───── EXERCISE INPUTS

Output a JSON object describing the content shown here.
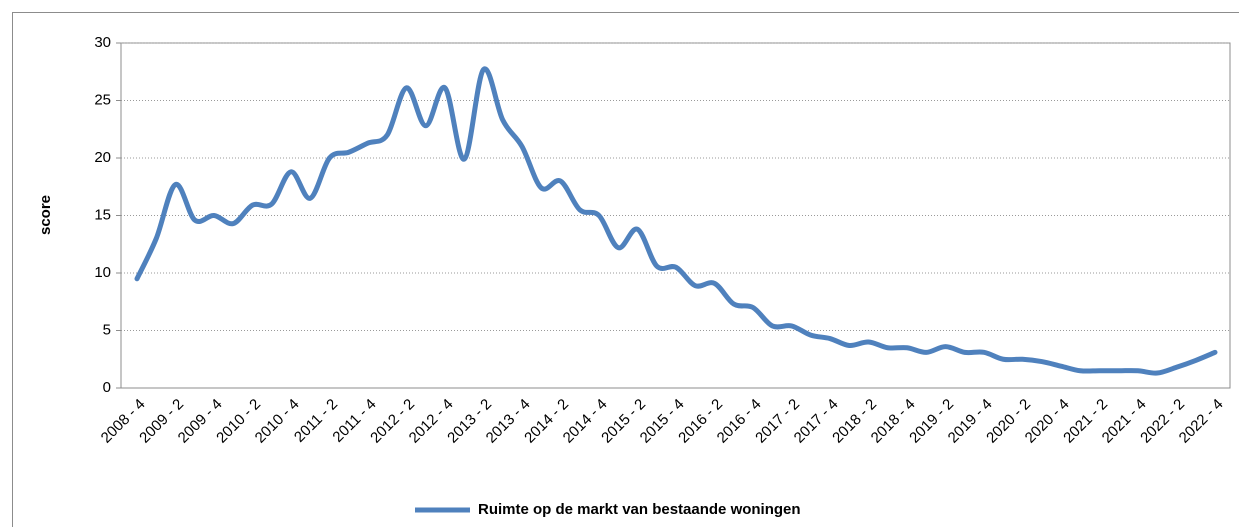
{
  "chart_data": {
    "type": "line",
    "y_label": "score",
    "categories": [
      "2008 - 4",
      null,
      "2009 - 2",
      null,
      "2009 - 4",
      null,
      "2010 - 2",
      null,
      "2010 - 4",
      null,
      "2011 - 2",
      null,
      "2011 - 4",
      null,
      "2012 - 2",
      null,
      "2012 - 4",
      null,
      "2013 - 2",
      null,
      "2013 - 4",
      null,
      "2014 - 2",
      null,
      "2014 - 4",
      null,
      "2015 - 2",
      null,
      "2015 - 4",
      null,
      "2016 - 2",
      null,
      "2016 - 4",
      null,
      "2017 - 2",
      null,
      "2017 - 4",
      null,
      "2018 - 2",
      null,
      "2018 - 4",
      null,
      "2019 - 2",
      null,
      "2019 - 4",
      null,
      "2020 - 2",
      null,
      "2020 - 4",
      null,
      "2021 - 2",
      null,
      "2021 - 4",
      null,
      "2022 - 2",
      null,
      "2022 - 4"
    ],
    "series": [
      {
        "name": "Ruimte op de markt van bestaande woningen",
        "color": "#4f81bd",
        "values": [
          9.5,
          13,
          17.7,
          14.6,
          15,
          14.3,
          15.9,
          16,
          18.8,
          16.5,
          20,
          20.5,
          21.3,
          22,
          26.1,
          22.8,
          26.1,
          19.9,
          27.7,
          23.3,
          21,
          17.4,
          18,
          15.5,
          15,
          12.2,
          13.8,
          10.6,
          10.5,
          8.9,
          9.1,
          7.3,
          7,
          5.4,
          5.4,
          4.6,
          4.3,
          3.7,
          4,
          3.5,
          3.5,
          3.1,
          3.6,
          3.1,
          3.1,
          2.5,
          2.5,
          2.3,
          1.9,
          1.5,
          1.5,
          1.5,
          1.5,
          1.3,
          1.8,
          2.4,
          3.1
        ]
      }
    ],
    "ylim": [
      0,
      30
    ],
    "yticks": [
      0,
      5,
      10,
      15,
      20,
      25,
      30
    ],
    "grid": true,
    "smooth": true,
    "legend": "bottom"
  }
}
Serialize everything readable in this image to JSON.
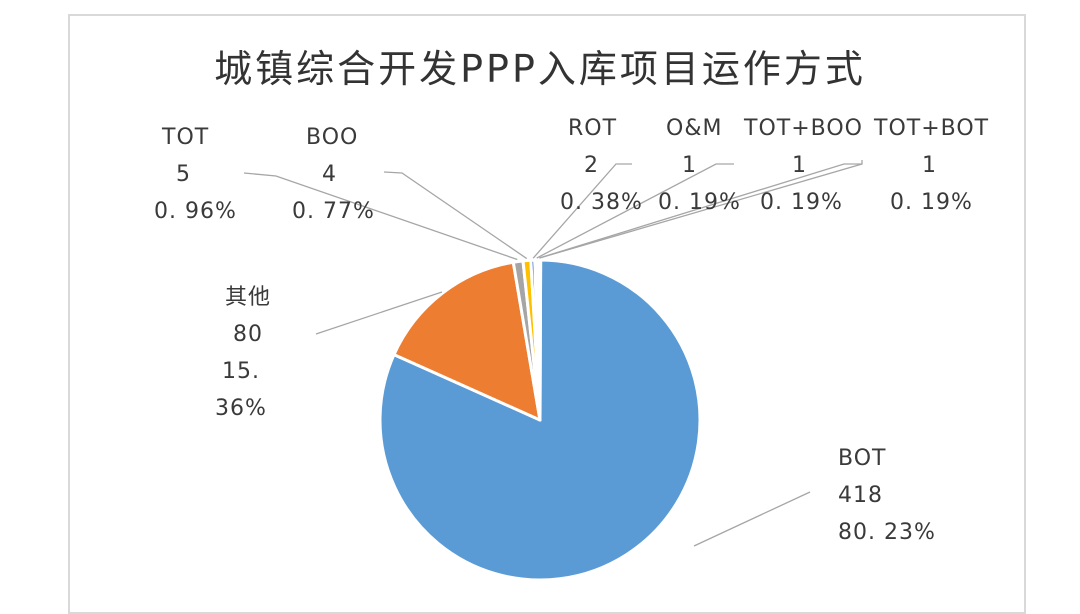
{
  "chart_data": {
    "type": "pie",
    "title": "城镇综合开发PPP入库项目运作方式",
    "slices": [
      {
        "name": "BOT",
        "value": 418,
        "percent": "80.23%",
        "color": "#5b9bd5"
      },
      {
        "name": "其他",
        "value": 80,
        "percent": "15.36%",
        "color": "#ed7d31"
      },
      {
        "name": "TOT",
        "value": 5,
        "percent": "0.96%",
        "color": "#a5a5a5"
      },
      {
        "name": "BOO",
        "value": 4,
        "percent": "0.77%",
        "color": "#ffc000"
      },
      {
        "name": "ROT",
        "value": 2,
        "percent": "0.38%",
        "color": "#4472c4"
      },
      {
        "name": "O&M",
        "value": 1,
        "percent": "0.19%",
        "color": "#70ad47"
      },
      {
        "name": "TOT+BOO",
        "value": 1,
        "percent": "0.19%",
        "color": "#264478"
      },
      {
        "name": "TOT+BOT",
        "value": 1,
        "percent": "0.19%",
        "color": "#9e480e"
      }
    ],
    "data_labels": [
      {
        "name": "BOT",
        "value": "418",
        "percent": "80. 23%"
      },
      {
        "name": "其他",
        "value": "80",
        "percent": "15. 36%"
      },
      {
        "name": "TOT",
        "value": "5",
        "percent": "0. 96%"
      },
      {
        "name": "BOO",
        "value": "4",
        "percent": "0. 77%"
      },
      {
        "name": "ROT",
        "value": "2",
        "percent": "0. 38%"
      },
      {
        "name": "O&M",
        "value": "1",
        "percent": "0. 19%"
      },
      {
        "name": "TOT+BOO",
        "value": "1",
        "percent": "0. 19%"
      },
      {
        "name": "TOT+BOT",
        "value": "1",
        "percent": "0. 19%"
      }
    ],
    "legend": "none",
    "grid": false
  }
}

──────────

Choose all lines containing the string "JSON" and copy them out.

EXERCISE RESPONSE
Output a JSON object describing the content shown here.
Serialize everything readable in this image to JSON.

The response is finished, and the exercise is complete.